Set task
From the listing below, select every line where the word "Under" appears.
----
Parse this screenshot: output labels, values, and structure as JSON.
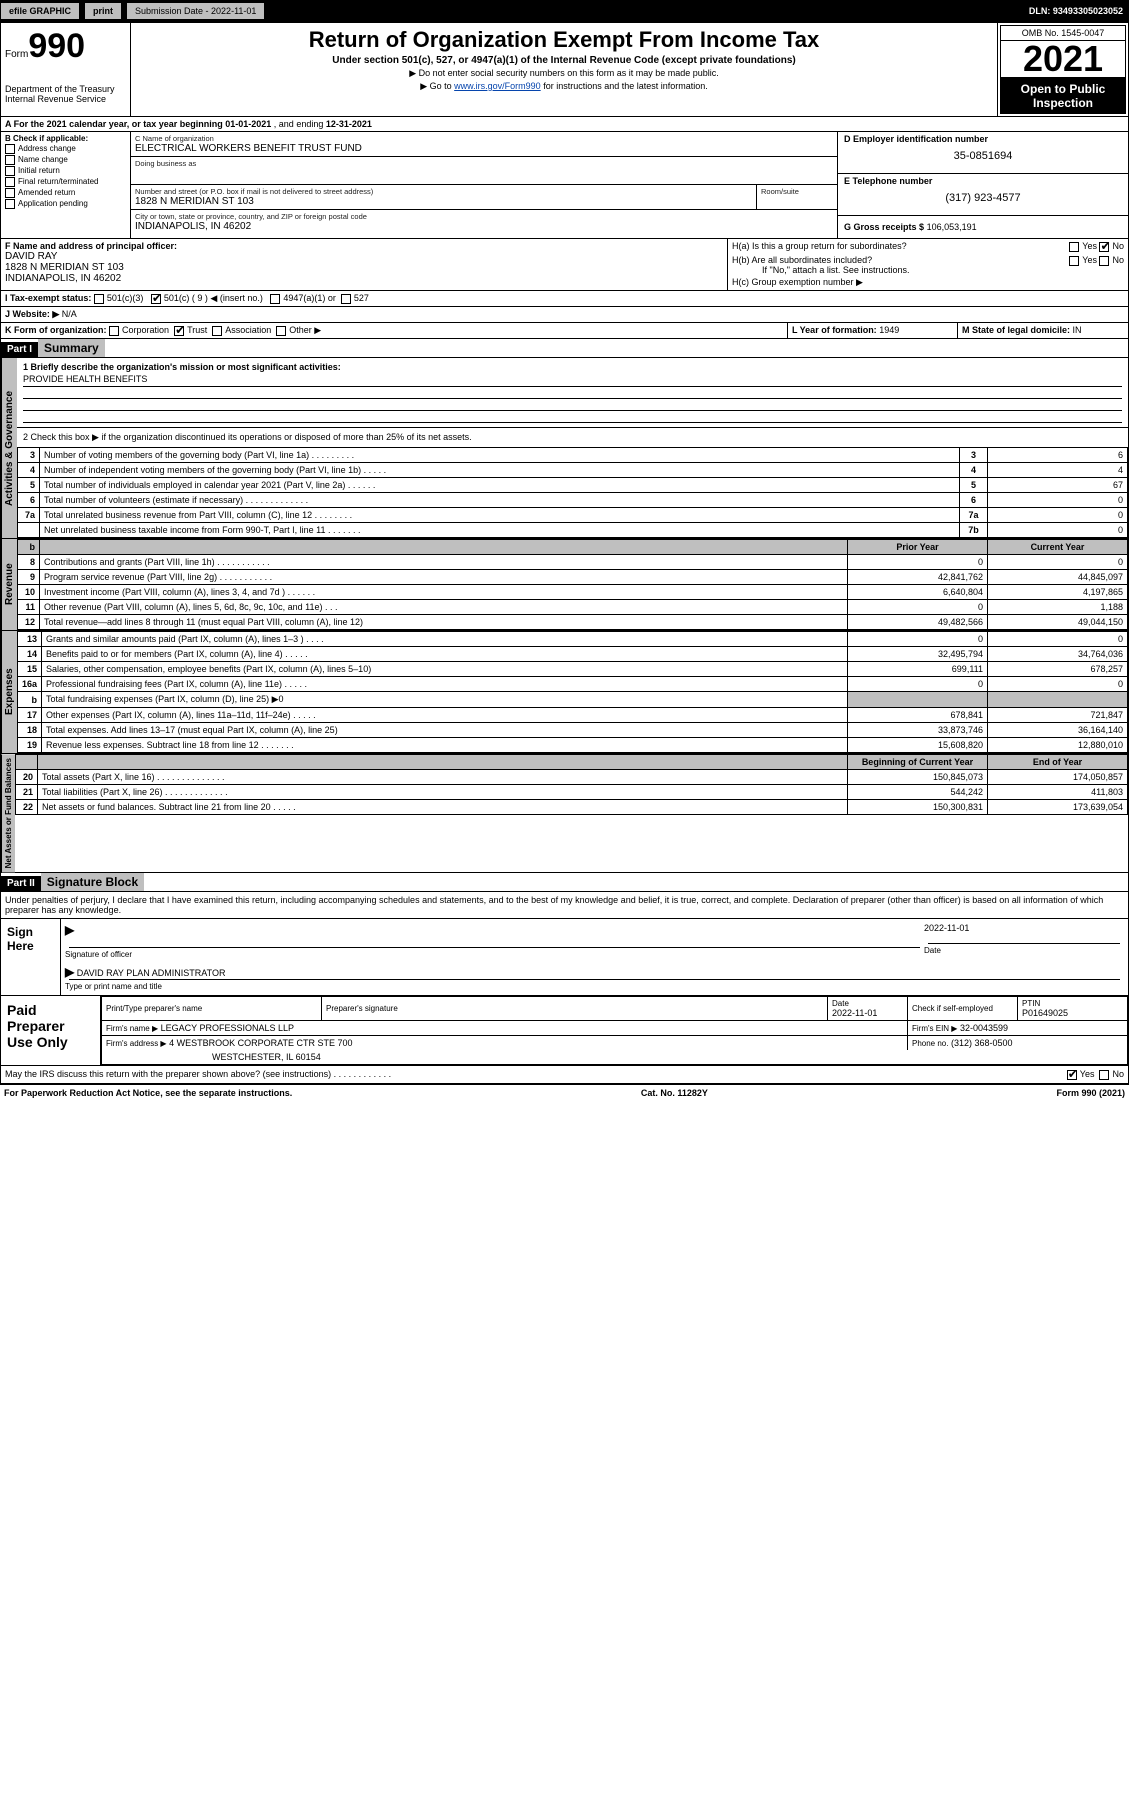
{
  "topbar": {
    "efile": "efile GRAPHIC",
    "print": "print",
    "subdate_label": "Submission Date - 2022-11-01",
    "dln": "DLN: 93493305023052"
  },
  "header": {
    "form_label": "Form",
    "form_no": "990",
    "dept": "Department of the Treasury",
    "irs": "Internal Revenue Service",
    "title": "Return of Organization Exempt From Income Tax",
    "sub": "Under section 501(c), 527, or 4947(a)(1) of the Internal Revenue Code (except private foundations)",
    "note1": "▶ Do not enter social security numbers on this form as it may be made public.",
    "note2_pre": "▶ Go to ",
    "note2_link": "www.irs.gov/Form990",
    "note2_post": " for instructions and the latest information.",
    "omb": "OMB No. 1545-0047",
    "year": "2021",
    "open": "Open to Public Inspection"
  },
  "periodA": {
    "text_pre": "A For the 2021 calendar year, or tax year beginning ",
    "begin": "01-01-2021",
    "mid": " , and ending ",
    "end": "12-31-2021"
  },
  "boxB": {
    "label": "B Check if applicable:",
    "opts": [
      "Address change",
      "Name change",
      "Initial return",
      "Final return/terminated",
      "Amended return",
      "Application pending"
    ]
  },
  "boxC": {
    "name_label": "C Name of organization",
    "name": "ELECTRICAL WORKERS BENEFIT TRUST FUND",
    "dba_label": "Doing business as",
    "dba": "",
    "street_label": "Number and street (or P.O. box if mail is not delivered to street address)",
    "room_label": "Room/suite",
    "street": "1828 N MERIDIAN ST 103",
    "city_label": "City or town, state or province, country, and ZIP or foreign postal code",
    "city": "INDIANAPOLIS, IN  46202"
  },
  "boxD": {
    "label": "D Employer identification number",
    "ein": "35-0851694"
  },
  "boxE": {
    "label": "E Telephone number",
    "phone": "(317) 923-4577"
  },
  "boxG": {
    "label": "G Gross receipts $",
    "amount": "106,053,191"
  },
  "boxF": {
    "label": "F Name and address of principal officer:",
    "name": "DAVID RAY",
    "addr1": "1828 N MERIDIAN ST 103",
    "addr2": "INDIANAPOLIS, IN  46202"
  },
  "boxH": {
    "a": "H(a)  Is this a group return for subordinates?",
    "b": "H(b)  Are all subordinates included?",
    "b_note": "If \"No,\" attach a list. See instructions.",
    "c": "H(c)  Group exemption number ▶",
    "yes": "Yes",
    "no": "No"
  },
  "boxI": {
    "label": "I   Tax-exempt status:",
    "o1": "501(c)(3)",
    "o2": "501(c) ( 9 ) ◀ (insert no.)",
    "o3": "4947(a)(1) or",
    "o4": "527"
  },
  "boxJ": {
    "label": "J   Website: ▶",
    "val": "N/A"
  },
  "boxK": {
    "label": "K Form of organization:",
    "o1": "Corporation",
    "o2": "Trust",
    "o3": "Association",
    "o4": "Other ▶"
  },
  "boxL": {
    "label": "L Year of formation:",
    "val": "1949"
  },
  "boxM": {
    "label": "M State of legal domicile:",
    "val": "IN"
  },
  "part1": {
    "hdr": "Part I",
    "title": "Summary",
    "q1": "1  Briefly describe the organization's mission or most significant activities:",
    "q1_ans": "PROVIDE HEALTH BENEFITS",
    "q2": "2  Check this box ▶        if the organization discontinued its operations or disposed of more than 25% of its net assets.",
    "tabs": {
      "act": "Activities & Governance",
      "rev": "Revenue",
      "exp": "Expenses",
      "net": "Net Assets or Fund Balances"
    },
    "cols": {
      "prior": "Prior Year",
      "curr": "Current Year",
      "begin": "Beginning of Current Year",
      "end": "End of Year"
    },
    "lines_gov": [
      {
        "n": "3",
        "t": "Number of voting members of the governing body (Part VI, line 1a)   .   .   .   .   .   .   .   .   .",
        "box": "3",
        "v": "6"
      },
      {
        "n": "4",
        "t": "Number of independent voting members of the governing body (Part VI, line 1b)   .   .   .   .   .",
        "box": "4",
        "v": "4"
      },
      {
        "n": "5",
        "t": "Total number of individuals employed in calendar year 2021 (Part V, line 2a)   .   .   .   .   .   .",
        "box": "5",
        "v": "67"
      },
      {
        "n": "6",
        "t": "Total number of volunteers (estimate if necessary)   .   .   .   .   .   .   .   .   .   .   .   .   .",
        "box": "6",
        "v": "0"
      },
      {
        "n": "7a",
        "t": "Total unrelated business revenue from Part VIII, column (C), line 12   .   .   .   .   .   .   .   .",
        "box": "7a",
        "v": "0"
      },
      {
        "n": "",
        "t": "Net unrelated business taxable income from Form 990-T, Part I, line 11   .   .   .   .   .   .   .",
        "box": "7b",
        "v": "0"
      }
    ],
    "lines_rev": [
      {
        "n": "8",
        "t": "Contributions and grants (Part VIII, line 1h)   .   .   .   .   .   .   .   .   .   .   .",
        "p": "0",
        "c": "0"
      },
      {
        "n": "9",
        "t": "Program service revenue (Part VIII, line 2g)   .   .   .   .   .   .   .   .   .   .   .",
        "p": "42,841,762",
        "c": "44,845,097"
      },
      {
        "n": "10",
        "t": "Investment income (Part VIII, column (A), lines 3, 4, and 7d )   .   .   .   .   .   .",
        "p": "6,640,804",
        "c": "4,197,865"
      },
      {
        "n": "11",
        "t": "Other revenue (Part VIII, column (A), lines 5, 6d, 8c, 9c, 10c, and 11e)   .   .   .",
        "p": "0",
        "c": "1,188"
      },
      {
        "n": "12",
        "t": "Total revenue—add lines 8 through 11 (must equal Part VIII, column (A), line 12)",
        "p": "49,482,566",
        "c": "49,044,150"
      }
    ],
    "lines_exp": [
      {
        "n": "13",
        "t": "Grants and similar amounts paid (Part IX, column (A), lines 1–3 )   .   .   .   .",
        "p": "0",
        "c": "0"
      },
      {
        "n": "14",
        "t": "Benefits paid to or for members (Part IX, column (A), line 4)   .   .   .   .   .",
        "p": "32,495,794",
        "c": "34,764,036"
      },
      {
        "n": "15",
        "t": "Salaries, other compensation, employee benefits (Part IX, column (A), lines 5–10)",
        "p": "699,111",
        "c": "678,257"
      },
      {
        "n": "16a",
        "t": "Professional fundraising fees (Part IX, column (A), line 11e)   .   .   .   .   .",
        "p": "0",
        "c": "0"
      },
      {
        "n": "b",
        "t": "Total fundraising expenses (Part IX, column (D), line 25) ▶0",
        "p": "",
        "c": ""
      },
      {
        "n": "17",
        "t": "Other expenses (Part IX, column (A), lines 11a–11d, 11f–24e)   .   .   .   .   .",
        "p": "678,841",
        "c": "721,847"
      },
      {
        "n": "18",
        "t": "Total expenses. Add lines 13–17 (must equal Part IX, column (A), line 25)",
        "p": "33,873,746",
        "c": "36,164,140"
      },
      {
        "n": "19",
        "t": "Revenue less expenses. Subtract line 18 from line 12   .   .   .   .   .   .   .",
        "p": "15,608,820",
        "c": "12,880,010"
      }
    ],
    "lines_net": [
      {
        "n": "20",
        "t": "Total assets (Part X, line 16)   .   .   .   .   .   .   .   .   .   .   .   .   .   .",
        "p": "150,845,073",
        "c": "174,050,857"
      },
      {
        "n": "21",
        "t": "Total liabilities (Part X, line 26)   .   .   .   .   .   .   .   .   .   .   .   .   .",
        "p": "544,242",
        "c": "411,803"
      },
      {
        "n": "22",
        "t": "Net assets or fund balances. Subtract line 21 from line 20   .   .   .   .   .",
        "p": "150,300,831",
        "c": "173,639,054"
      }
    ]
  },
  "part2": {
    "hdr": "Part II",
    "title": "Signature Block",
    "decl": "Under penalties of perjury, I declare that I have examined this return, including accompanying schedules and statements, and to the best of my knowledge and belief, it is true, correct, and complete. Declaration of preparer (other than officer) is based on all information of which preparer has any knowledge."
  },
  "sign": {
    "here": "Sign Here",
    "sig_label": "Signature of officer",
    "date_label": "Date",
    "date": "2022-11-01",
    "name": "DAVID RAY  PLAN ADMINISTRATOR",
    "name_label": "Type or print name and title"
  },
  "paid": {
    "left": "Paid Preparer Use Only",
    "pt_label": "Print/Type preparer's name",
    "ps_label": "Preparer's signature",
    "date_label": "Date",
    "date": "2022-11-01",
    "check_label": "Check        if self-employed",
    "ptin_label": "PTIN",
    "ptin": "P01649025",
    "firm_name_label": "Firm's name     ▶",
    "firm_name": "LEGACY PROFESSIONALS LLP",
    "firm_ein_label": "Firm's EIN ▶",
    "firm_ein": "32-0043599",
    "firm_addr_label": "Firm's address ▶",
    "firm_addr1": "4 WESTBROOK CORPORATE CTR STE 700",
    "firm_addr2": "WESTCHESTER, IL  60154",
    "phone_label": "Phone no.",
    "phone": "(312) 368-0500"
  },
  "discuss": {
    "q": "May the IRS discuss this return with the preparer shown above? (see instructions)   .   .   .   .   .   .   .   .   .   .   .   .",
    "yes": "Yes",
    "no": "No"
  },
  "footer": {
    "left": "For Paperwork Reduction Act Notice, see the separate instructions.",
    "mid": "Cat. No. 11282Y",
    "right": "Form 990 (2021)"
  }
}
----
Result of the exercise
    "sub": "Under section 501(c), 527, or 4947(a)(1) of the Internal Revenue Code (except private foundations)",
    "decl": "Under penalties of perjury, I declare that I have examined this return, including accompanying schedules and statements, and to the best of my knowledge and belief, it is true, correct, and complete. Declaration of preparer (other than officer) is based on all information of which preparer has any knowledge."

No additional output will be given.